- WHAT TO DO: Leave out the pictures and repeat the rest of the material exactly.

[Dataset listings of figures]
start
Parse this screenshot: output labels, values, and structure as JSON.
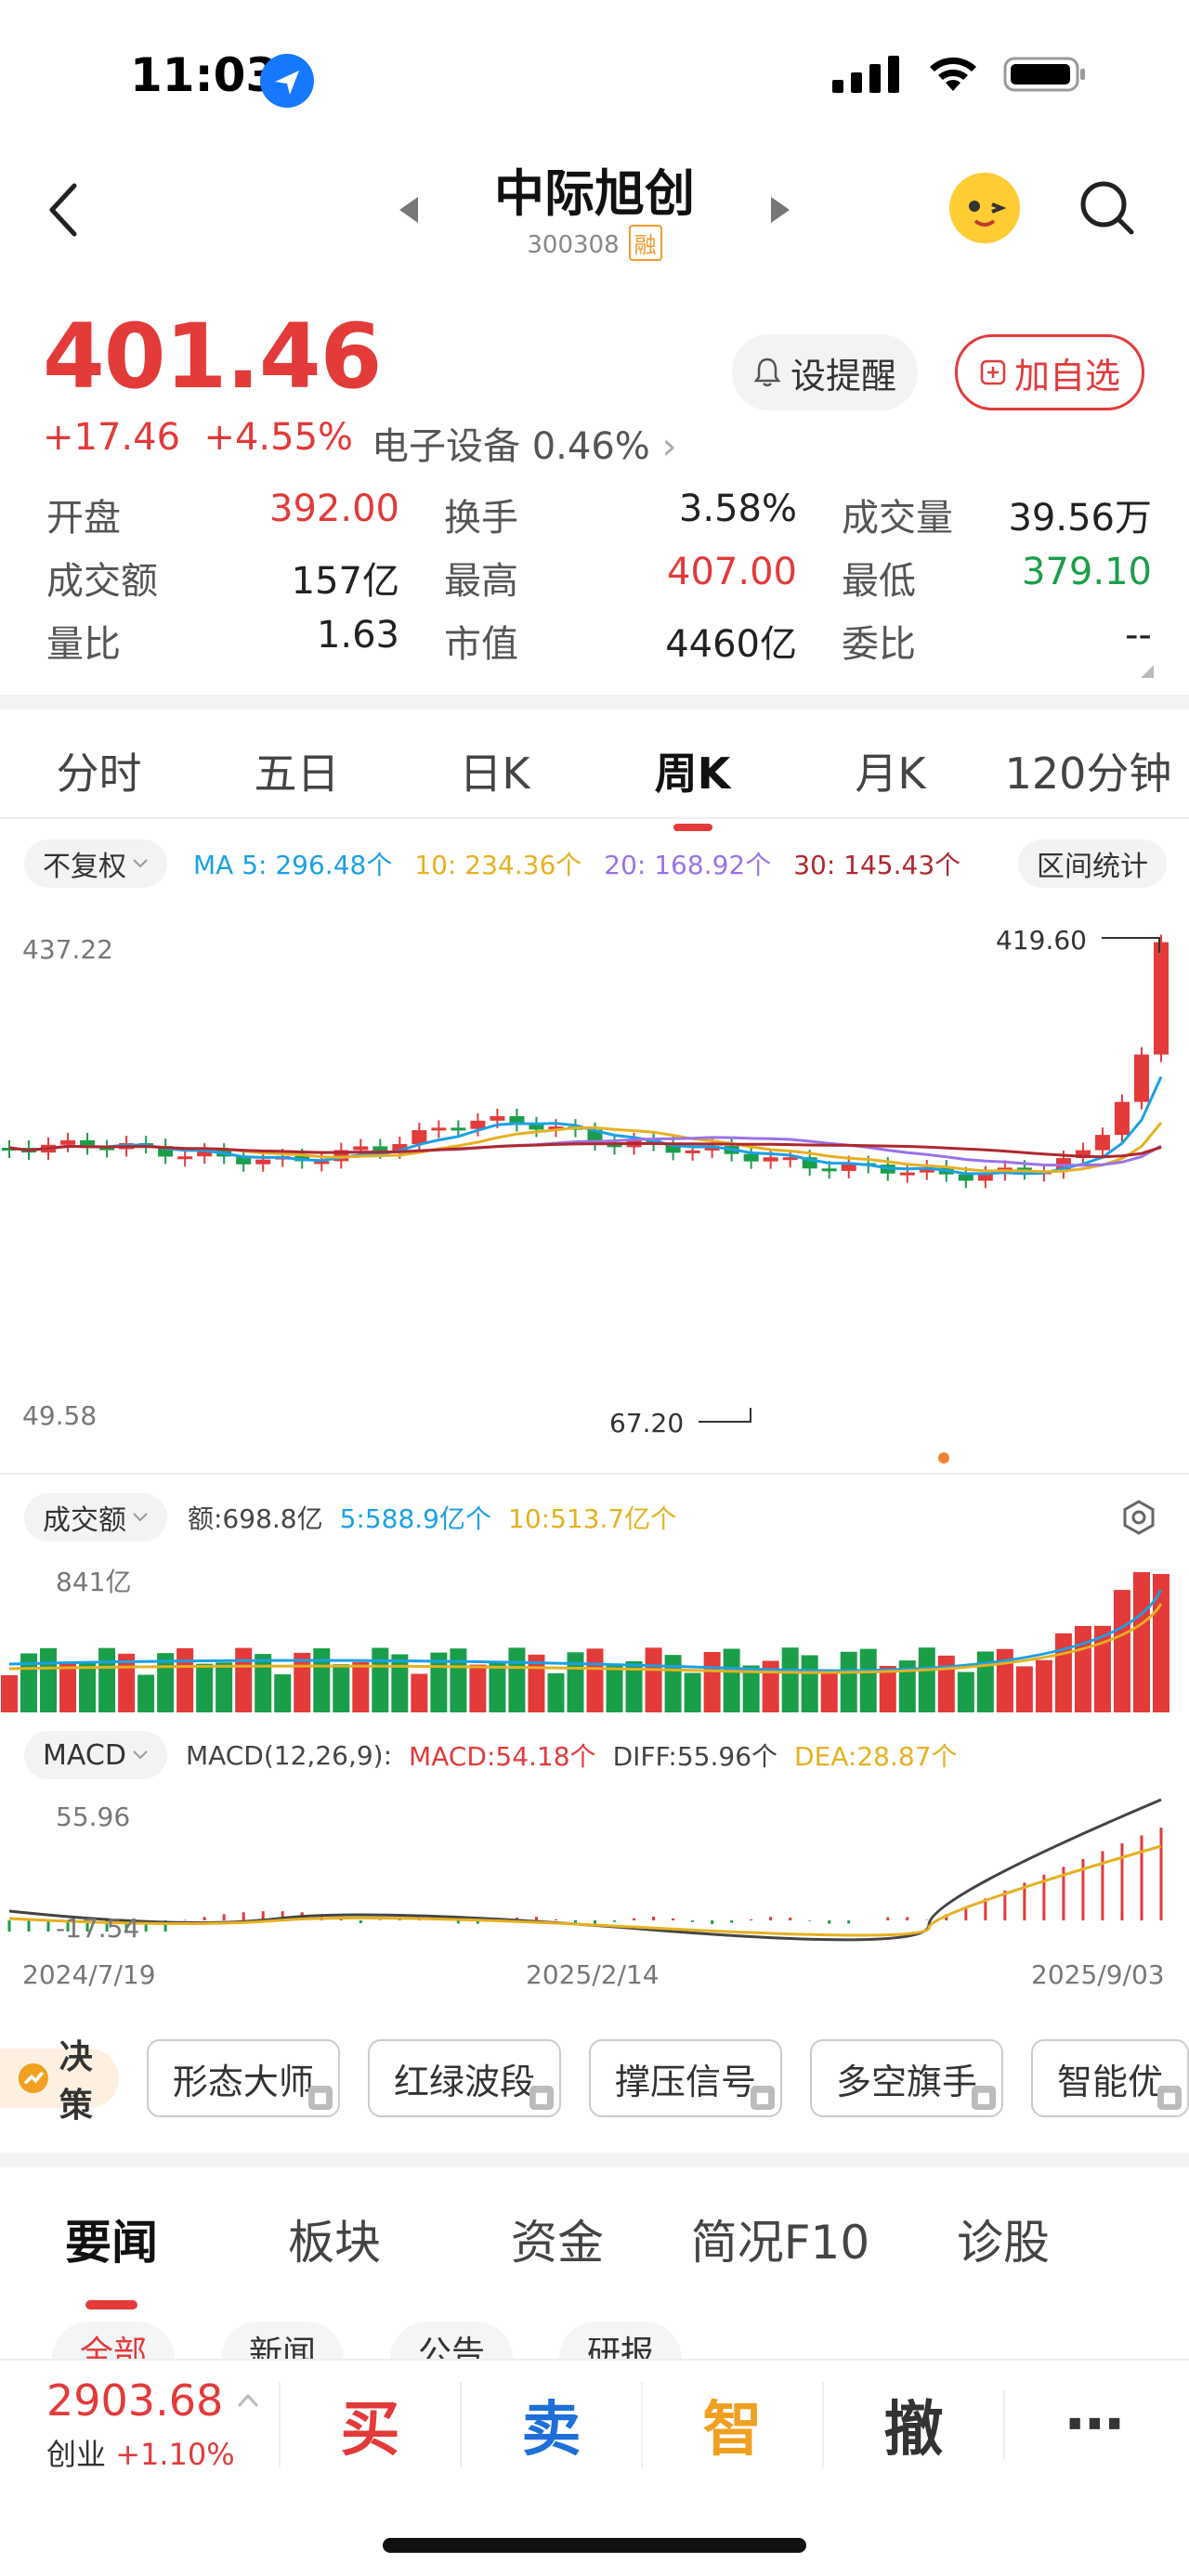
{
  "status": {
    "time": "11:03"
  },
  "stock": {
    "name": "中际旭创",
    "code": "300308",
    "badge": "融"
  },
  "price": {
    "last": "401.46",
    "change": "+17.46",
    "change_pct": "+4.55%",
    "sector": "电子设备 0.46%",
    "sector_arrow": "›"
  },
  "buttons": {
    "alert": "设提醒",
    "add": "加自选"
  },
  "stats": [
    [
      {
        "label": "开盘",
        "value": "392.00",
        "color": "#e33a3a"
      },
      {
        "label": "换手",
        "value": "3.58%",
        "color": "#222"
      },
      {
        "label": "成交量",
        "value": "39.56万",
        "color": "#222"
      }
    ],
    [
      {
        "label": "成交额",
        "value": "157亿",
        "color": "#222"
      },
      {
        "label": "最高",
        "value": "407.00",
        "color": "#e33a3a"
      },
      {
        "label": "最低",
        "value": "379.10",
        "color": "#1a9e4a"
      }
    ],
    [
      {
        "label": "量比",
        "value": "1.63",
        "color": "#222"
      },
      {
        "label": "市值",
        "value": "4460亿",
        "color": "#222"
      },
      {
        "label": "委比",
        "value": "--",
        "color": "#222"
      }
    ]
  ],
  "ktabs": [
    "分时",
    "五日",
    "日K",
    "周K",
    "月K",
    "120分钟"
  ],
  "ktab_active": "周K",
  "ma": {
    "adj": "不复权",
    "ma5": "MA 5: 296.48个",
    "ma10": "10: 234.36个",
    "ma20": "20: 168.92个",
    "ma30": "30: 145.43个",
    "range_btn": "区间统计",
    "colors": {
      "ma5": "#1aa0e6",
      "ma10": "#e6b020",
      "ma20": "#9b72e8",
      "ma30": "#b0282e"
    }
  },
  "kchart": {
    "top": "437.22",
    "bottom": "49.58",
    "high_mark": "419.60",
    "low_mark": "67.20"
  },
  "volume": {
    "selector": "成交额",
    "amount": "额:698.8亿",
    "ma5": "5:588.9亿个",
    "ma10": "10:513.7亿个",
    "max_label": "841亿"
  },
  "macd": {
    "selector": "MACD",
    "params": "MACD(12,26,9):",
    "macd": "MACD:54.18个",
    "diff": "DIFF:55.96个",
    "dea": "DEA:28.87个",
    "max_label": "55.96",
    "min_label": "-17.54"
  },
  "dates": [
    "2024/7/19",
    "2025/2/14",
    "2025/9/03"
  ],
  "strategy": {
    "label": "决策",
    "items": [
      "形态大师",
      "红绿波段",
      "撑压信号",
      "多空旗手",
      "智能优"
    ]
  },
  "news_tabs": [
    "要闻",
    "板块",
    "资金",
    "简况F10",
    "诊股"
  ],
  "news_subtabs": [
    "全部",
    "新闻",
    "公告",
    "研报"
  ],
  "index": {
    "value": "2903.68",
    "name": "创业",
    "change": "+1.10%"
  },
  "actions": {
    "buy": "买",
    "sell": "卖",
    "smart": "智",
    "cancel": "撤",
    "more": "⋯"
  }
}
end
- RESULT:
Parse this screenshot: output labels, values, and structure as JSON.
{
  "status": {
    "time": "11:03"
  },
  "stock": {
    "name": "中际旭创",
    "code": "300308",
    "badge": "融"
  },
  "price": {
    "last": "401.46",
    "change": "+17.46",
    "change_pct": "+4.55%",
    "sector": "电子设备 0.46%",
    "sector_arrow": "›"
  },
  "buttons": {
    "alert": "设提醒",
    "add": "加自选"
  },
  "stats": [
    [
      {
        "label": "开盘",
        "value": "392.00",
        "color": "#e33a3a"
      },
      {
        "label": "换手",
        "value": "3.58%",
        "color": "#222"
      },
      {
        "label": "成交量",
        "value": "39.56万",
        "color": "#222"
      }
    ],
    [
      {
        "label": "成交额",
        "value": "157亿",
        "color": "#222"
      },
      {
        "label": "最高",
        "value": "407.00",
        "color": "#e33a3a"
      },
      {
        "label": "最低",
        "value": "379.10",
        "color": "#1a9e4a"
      }
    ],
    [
      {
        "label": "量比",
        "value": "1.63",
        "color": "#222"
      },
      {
        "label": "市值",
        "value": "4460亿",
        "color": "#222"
      },
      {
        "label": "委比",
        "value": "--",
        "color": "#222"
      }
    ]
  ],
  "ktabs": [
    "分时",
    "五日",
    "日K",
    "周K",
    "月K",
    "120分钟"
  ],
  "ktab_active": "周K",
  "ma": {
    "adj": "不复权",
    "ma5": "MA 5: 296.48个",
    "ma10": "10: 234.36个",
    "ma20": "20: 168.92个",
    "ma30": "30: 145.43个",
    "range_btn": "区间统计",
    "colors": {
      "ma5": "#1aa0e6",
      "ma10": "#e6b020",
      "ma20": "#9b72e8",
      "ma30": "#b0282e"
    }
  },
  "kchart": {
    "top": "437.22",
    "bottom": "49.58",
    "high_mark": "419.60",
    "low_mark": "67.20"
  },
  "volume": {
    "selector": "成交额",
    "amount": "额:698.8亿",
    "ma5": "5:588.9亿个",
    "ma10": "10:513.7亿个",
    "max_label": "841亿"
  },
  "macd": {
    "selector": "MACD",
    "params": "MACD(12,26,9):",
    "macd": "MACD:54.18个",
    "diff": "DIFF:55.96个",
    "dea": "DEA:28.87个",
    "max_label": "55.96",
    "min_label": "-17.54"
  },
  "dates": [
    "2024/7/19",
    "2025/2/14",
    "2025/9/03"
  ],
  "strategy": {
    "label": "决策",
    "items": [
      "形态大师",
      "红绿波段",
      "撑压信号",
      "多空旗手",
      "智能优"
    ]
  },
  "news_tabs": [
    "要闻",
    "板块",
    "资金",
    "简况F10",
    "诊股"
  ],
  "news_subtabs": [
    "全部",
    "新闻",
    "公告",
    "研报"
  ],
  "index": {
    "value": "2903.68",
    "name": "创业",
    "change": "+1.10%"
  },
  "actions": {
    "buy": "买",
    "sell": "卖",
    "smart": "智",
    "cancel": "撤",
    "more": "⋯"
  }
}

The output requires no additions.